[Provided data start]

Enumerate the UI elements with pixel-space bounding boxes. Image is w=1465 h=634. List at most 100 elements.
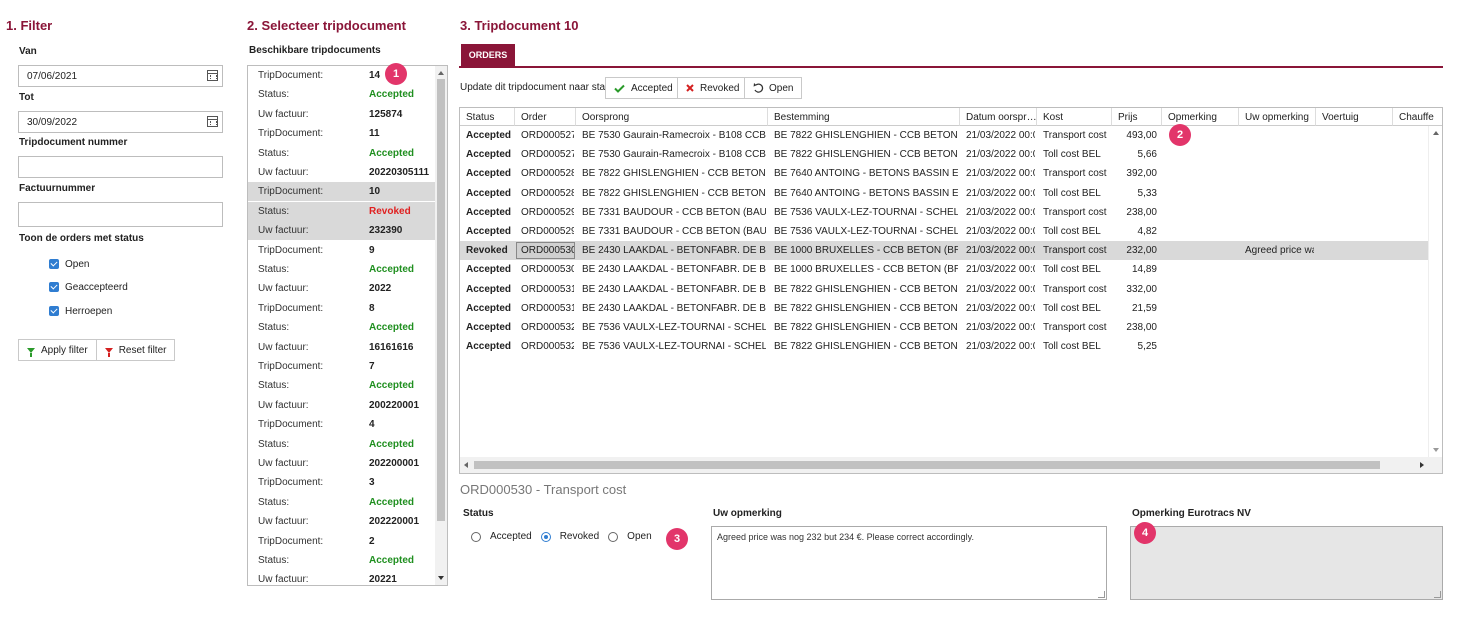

[Provided data end]
[Provided data start]

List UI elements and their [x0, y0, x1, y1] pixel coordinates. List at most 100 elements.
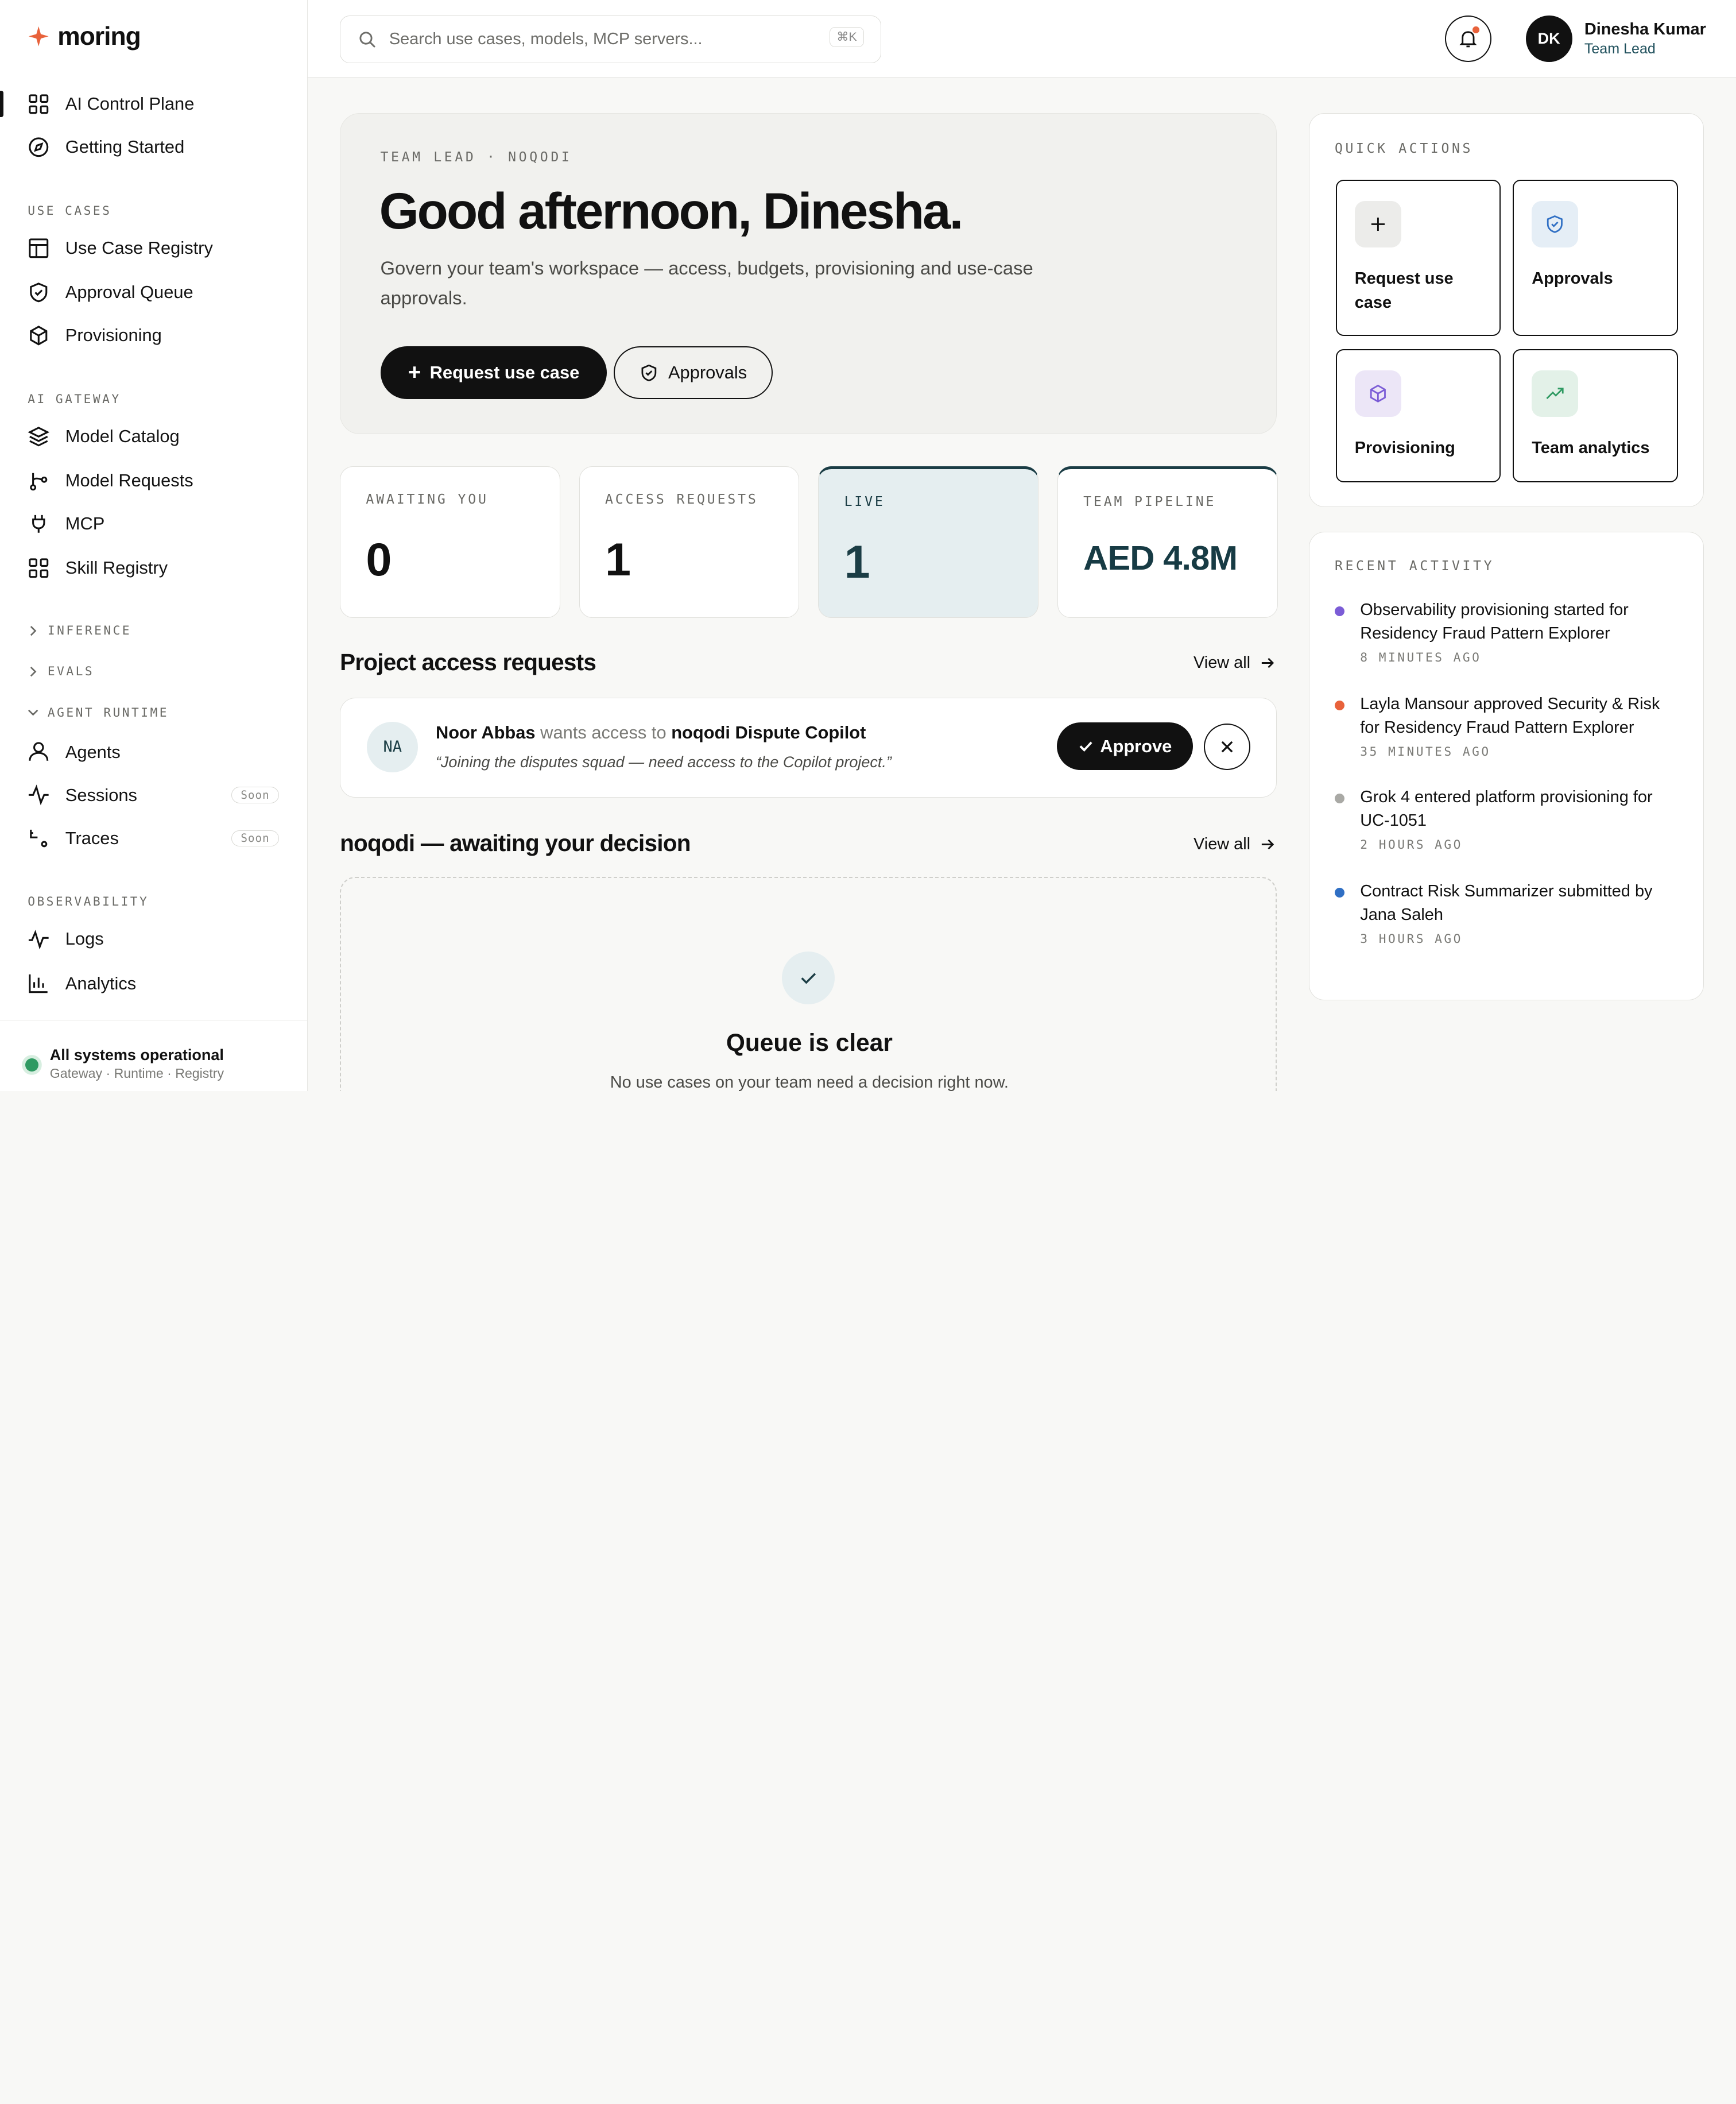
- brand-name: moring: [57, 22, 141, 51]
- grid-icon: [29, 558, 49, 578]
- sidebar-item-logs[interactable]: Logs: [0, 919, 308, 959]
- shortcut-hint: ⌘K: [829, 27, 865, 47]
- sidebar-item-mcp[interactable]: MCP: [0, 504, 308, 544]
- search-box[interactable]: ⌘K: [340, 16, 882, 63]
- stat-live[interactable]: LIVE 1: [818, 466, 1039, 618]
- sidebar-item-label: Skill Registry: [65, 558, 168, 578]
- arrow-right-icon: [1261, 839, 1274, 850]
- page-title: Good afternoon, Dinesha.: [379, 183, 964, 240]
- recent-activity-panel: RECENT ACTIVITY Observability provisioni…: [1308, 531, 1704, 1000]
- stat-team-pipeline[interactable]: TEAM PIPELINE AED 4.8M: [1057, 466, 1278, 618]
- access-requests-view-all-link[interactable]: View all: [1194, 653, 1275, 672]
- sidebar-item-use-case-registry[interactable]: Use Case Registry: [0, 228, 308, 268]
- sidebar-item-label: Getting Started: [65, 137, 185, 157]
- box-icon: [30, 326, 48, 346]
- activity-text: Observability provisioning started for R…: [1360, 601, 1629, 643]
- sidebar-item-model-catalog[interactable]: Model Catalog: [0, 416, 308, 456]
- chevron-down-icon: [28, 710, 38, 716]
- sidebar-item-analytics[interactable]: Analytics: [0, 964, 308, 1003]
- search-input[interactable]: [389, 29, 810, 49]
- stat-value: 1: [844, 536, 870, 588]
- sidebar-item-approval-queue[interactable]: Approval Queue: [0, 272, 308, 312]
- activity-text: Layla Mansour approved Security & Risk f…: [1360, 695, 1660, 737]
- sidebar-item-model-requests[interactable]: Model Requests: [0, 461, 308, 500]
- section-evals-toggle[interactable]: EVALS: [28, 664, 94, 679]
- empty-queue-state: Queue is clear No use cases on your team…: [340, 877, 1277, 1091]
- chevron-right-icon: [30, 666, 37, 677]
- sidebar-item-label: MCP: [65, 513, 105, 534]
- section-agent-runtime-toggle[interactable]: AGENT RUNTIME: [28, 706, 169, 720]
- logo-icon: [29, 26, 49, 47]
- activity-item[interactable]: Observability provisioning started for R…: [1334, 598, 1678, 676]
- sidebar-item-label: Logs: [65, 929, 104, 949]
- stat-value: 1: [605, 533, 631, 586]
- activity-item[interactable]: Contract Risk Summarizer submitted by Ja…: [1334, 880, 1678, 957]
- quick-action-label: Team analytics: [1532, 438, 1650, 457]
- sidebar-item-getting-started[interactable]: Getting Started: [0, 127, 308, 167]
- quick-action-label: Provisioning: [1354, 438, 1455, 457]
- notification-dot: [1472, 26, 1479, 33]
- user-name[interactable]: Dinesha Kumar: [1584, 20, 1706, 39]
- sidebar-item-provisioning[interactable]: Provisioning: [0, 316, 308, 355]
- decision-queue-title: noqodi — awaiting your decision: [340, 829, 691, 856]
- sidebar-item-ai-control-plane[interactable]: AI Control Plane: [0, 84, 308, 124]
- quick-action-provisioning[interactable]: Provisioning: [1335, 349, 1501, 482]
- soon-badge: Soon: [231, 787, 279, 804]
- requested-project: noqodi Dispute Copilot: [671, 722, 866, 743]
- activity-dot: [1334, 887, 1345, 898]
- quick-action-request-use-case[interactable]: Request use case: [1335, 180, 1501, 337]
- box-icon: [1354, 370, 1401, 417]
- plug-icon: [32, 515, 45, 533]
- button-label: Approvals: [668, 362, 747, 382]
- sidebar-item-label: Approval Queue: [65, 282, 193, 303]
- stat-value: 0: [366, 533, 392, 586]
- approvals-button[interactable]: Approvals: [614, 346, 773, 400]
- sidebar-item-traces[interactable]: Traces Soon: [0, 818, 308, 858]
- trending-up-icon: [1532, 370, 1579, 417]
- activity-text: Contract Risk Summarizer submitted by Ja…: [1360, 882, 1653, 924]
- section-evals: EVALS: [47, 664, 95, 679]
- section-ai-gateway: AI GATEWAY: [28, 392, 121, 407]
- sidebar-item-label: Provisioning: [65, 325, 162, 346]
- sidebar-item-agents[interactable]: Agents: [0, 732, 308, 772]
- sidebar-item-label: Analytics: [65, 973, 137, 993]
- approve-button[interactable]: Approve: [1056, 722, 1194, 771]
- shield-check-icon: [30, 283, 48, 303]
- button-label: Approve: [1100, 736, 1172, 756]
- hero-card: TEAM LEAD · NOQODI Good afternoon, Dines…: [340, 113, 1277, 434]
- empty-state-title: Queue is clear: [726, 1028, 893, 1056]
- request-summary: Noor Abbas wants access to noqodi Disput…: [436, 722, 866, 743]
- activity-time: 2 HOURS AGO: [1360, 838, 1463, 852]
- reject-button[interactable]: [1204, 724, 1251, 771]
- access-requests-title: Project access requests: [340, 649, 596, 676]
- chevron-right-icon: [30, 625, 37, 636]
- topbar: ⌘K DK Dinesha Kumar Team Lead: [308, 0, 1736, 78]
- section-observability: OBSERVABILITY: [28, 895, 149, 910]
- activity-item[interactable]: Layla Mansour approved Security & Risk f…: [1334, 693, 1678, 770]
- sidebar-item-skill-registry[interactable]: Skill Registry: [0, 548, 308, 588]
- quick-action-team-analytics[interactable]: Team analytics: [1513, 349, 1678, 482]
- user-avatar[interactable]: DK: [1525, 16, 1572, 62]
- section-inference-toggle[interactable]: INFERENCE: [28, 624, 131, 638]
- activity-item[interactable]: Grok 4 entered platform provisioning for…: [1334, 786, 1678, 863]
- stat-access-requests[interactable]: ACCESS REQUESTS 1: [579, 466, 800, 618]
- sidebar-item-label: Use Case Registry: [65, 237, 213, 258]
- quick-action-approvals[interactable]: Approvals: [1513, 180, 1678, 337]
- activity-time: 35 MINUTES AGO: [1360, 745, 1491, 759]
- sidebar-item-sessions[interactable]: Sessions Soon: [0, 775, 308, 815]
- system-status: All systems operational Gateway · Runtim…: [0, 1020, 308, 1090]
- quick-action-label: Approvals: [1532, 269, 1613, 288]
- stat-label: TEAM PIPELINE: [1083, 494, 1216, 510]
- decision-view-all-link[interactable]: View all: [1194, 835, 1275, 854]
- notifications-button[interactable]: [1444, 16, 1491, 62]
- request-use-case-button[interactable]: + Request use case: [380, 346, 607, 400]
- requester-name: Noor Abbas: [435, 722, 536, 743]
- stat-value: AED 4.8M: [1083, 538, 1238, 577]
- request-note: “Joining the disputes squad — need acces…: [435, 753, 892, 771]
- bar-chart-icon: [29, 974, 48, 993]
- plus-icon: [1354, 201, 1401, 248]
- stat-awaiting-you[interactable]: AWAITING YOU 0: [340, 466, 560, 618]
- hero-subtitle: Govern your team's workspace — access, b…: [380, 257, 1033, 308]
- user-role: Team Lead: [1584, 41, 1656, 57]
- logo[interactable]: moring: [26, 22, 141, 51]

[Provided data end]

* _Work to be completed_:
What are the lines of data that begin with the line containing "List UI elements" and end with the line containing "- stat-team-pipeline[interactable]: TEAM", repeated word for word, with the pictures left out?

* _Completed exercise_:
List UI elements and their [x0, y0, x1, y1] pixel coordinates. List at most 100 elements.
- brand-name: moring: [57, 22, 141, 51]
- grid-icon: [29, 558, 49, 578]
- sidebar-item-logs[interactable]: Logs: [0, 919, 308, 959]
- shortcut-hint: ⌘K: [829, 27, 865, 47]
- sidebar-item-mcp[interactable]: MCP: [0, 504, 308, 544]
- search-box[interactable]: ⌘K: [340, 16, 882, 63]
- stat-live[interactable]: LIVE 1: [818, 466, 1039, 618]
- sidebar-item-label: Skill Registry: [65, 558, 168, 578]
- arrow-right-icon: [1261, 839, 1274, 850]
- page-title: Good afternoon, Dinesha.: [379, 183, 964, 240]
- recent-activity-panel: RECENT ACTIVITY Observability provisioni…: [1308, 531, 1704, 1000]
- stat-team-pipeline[interactable]: TEAM PIPELINE AED 4.8M: [1057, 466, 1278, 618]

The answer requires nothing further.